What you should do: Report each line of the records below that contains the string "edge", copying every such line in full. Case counts, so only matches with the same capitalization qualify.

Record extracts:
────────

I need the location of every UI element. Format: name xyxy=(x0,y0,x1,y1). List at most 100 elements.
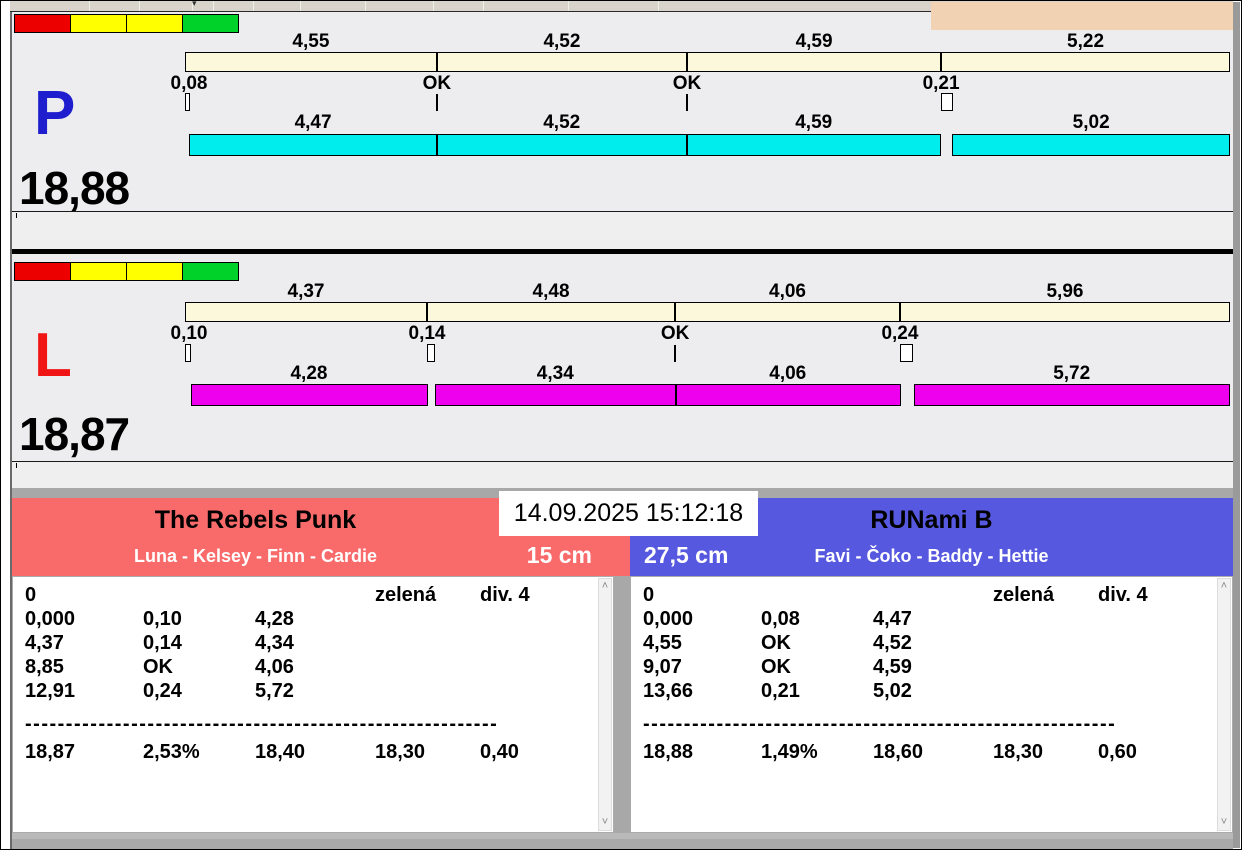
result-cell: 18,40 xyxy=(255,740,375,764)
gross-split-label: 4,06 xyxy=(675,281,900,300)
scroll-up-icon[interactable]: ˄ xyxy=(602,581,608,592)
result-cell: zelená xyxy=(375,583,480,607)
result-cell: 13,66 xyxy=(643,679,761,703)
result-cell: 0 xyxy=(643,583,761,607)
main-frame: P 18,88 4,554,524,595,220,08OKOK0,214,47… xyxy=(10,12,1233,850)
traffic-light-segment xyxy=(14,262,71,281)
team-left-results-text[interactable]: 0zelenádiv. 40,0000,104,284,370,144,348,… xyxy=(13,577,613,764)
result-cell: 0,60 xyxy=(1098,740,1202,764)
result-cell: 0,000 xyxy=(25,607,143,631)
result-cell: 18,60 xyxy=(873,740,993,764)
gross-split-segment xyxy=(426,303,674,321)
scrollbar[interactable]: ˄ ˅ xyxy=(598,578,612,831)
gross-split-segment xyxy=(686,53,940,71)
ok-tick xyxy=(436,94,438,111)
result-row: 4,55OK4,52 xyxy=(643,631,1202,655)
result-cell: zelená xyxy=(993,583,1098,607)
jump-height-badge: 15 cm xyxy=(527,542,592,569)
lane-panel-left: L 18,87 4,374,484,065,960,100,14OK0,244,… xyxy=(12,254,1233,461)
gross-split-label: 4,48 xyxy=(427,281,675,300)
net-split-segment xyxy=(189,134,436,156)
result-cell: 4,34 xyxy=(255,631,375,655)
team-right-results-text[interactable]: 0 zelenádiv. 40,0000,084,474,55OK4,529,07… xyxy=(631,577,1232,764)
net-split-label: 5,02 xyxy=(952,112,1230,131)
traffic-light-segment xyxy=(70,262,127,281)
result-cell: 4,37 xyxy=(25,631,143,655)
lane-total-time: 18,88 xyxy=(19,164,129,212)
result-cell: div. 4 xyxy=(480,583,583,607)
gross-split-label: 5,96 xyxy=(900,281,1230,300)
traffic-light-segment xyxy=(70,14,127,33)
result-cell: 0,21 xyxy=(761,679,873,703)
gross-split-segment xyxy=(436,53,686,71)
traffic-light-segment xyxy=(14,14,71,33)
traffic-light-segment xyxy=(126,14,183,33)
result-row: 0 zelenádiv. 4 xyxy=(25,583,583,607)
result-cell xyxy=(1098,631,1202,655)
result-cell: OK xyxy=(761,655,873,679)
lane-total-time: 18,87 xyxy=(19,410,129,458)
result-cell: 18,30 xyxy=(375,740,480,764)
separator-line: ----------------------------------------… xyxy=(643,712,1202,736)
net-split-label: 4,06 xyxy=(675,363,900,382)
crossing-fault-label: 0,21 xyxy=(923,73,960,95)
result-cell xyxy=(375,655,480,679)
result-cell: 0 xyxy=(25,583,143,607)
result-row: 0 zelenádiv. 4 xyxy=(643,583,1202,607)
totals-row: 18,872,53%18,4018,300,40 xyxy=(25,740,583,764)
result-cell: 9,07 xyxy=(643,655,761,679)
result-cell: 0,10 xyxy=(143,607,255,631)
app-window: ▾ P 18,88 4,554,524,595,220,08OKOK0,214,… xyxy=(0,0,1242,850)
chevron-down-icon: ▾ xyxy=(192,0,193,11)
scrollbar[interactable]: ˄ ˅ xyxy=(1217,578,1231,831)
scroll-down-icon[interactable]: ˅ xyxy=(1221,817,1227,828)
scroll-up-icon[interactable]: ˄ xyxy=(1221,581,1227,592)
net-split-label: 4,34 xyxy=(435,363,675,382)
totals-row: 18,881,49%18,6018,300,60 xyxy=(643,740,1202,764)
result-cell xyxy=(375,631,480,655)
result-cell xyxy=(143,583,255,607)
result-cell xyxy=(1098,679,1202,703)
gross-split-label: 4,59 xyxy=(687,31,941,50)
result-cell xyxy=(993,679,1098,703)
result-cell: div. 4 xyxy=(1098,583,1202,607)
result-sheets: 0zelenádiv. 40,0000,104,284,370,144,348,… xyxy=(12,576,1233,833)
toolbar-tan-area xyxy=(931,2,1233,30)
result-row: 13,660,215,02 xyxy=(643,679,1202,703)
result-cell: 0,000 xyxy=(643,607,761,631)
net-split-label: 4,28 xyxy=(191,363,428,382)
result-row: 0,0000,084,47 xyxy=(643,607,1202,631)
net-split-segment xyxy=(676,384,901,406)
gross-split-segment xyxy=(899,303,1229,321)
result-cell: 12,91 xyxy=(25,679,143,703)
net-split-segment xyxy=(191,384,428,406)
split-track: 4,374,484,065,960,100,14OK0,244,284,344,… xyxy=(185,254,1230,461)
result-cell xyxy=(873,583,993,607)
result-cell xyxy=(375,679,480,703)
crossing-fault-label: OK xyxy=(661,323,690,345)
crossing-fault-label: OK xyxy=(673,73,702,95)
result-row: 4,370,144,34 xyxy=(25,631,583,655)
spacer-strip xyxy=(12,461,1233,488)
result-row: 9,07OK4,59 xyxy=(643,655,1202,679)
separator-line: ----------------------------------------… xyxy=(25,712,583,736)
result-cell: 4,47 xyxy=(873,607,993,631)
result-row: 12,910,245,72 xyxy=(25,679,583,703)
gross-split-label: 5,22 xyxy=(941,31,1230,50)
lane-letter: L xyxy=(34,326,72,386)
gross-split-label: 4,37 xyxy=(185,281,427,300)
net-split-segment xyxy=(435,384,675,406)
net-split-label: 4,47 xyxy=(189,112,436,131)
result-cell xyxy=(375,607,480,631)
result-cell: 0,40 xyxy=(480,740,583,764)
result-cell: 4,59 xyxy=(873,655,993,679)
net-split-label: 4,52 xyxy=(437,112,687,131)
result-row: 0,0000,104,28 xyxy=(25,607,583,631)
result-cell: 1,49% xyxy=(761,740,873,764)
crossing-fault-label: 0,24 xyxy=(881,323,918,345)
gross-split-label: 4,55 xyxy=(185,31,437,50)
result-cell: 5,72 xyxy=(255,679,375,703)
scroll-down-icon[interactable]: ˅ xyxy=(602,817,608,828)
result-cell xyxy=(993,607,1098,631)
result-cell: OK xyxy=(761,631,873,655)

────────

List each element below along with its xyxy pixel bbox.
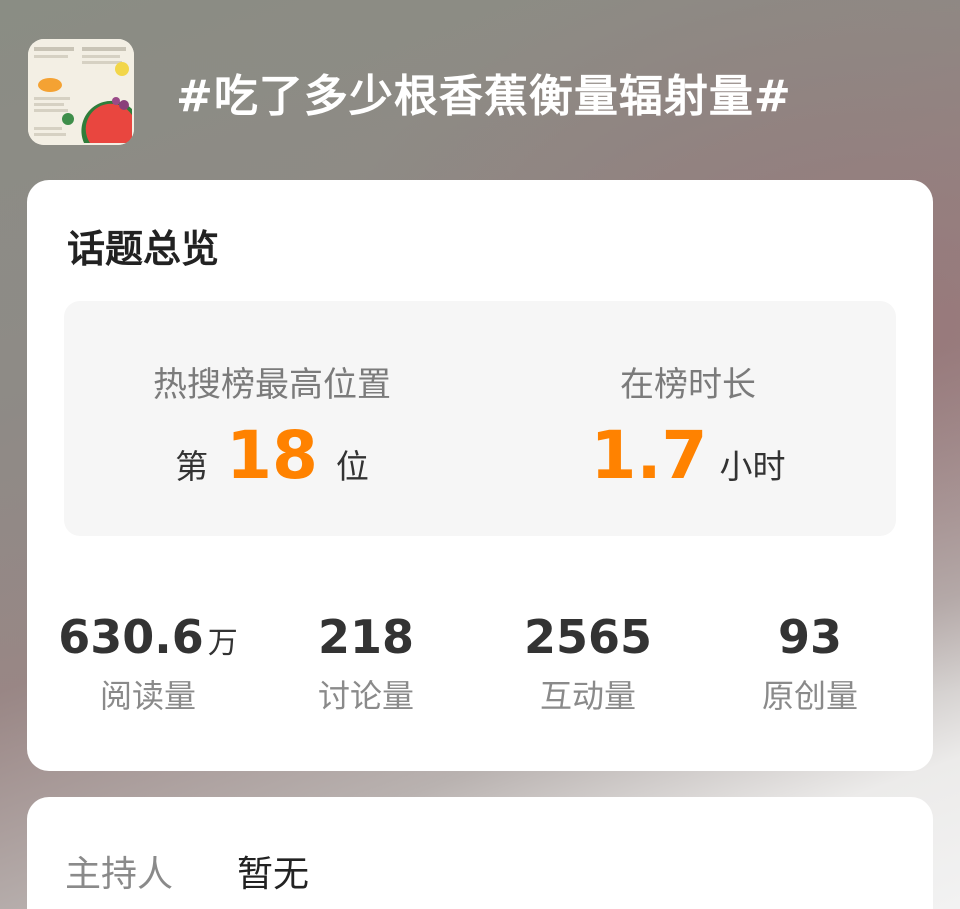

────────

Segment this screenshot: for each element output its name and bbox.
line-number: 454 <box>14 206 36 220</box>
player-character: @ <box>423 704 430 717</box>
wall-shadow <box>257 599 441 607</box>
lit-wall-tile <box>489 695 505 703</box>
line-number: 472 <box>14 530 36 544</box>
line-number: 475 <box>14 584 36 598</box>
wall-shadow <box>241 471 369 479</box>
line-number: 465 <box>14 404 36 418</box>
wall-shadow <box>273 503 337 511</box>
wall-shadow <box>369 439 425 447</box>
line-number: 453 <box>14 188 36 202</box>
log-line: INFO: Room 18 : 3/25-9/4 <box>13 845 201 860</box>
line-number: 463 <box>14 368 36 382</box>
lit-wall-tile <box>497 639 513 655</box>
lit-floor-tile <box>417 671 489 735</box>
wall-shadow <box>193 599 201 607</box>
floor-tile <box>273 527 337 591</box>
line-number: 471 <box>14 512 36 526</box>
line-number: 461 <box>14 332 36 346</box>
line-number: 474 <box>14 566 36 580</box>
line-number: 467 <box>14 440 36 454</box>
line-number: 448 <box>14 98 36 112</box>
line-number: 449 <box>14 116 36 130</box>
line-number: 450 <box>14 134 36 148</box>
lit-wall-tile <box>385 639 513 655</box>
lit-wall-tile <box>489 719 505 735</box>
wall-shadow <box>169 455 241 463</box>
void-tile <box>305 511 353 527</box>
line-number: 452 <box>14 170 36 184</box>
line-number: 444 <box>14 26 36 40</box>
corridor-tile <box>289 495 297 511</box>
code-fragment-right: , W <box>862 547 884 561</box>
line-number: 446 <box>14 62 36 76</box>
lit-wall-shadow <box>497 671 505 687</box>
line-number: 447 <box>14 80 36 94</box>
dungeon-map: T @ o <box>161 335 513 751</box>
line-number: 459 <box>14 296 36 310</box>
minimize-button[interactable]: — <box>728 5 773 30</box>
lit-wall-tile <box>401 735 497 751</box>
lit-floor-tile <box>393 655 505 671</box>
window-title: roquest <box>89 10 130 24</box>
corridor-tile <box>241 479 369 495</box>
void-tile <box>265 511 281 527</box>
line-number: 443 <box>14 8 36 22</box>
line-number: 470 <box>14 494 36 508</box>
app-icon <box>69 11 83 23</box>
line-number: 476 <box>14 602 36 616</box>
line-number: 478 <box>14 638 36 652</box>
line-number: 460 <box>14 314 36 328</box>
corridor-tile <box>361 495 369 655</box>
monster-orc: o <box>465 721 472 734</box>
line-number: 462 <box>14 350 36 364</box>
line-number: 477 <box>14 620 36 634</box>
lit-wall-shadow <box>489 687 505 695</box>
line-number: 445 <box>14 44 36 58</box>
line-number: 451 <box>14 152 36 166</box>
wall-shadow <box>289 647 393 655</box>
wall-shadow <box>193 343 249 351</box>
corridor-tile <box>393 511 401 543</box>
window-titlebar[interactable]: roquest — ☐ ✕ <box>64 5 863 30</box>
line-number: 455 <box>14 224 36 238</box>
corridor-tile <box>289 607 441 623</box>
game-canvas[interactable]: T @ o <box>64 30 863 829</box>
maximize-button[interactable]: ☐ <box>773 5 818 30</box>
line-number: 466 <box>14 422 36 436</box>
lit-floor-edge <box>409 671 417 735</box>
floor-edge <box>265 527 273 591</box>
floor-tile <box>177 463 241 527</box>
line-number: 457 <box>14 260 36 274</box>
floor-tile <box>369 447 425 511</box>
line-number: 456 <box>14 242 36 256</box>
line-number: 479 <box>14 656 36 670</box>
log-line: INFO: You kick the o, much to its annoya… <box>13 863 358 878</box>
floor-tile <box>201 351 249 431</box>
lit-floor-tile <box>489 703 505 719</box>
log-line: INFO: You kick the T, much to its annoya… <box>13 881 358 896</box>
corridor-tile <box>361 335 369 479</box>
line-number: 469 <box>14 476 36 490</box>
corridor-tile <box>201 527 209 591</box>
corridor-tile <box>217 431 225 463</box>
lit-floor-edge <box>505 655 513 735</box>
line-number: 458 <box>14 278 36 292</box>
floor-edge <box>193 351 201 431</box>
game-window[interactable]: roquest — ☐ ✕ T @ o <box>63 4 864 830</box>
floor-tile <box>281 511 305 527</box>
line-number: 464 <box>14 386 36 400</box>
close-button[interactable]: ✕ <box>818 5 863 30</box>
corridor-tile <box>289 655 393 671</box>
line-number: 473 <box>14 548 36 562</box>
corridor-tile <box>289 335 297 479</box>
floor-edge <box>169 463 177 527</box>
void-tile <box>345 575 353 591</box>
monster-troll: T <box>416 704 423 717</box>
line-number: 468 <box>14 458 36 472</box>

────────

Result of the exercise:
lit-floor-edge <box>409 671 417 735</box>
floor-edge <box>265 527 273 591</box>
lit-floor-edge <box>505 655 513 735</box>
floor-edge <box>193 351 201 431</box>
floor-edge <box>169 463 177 527</box>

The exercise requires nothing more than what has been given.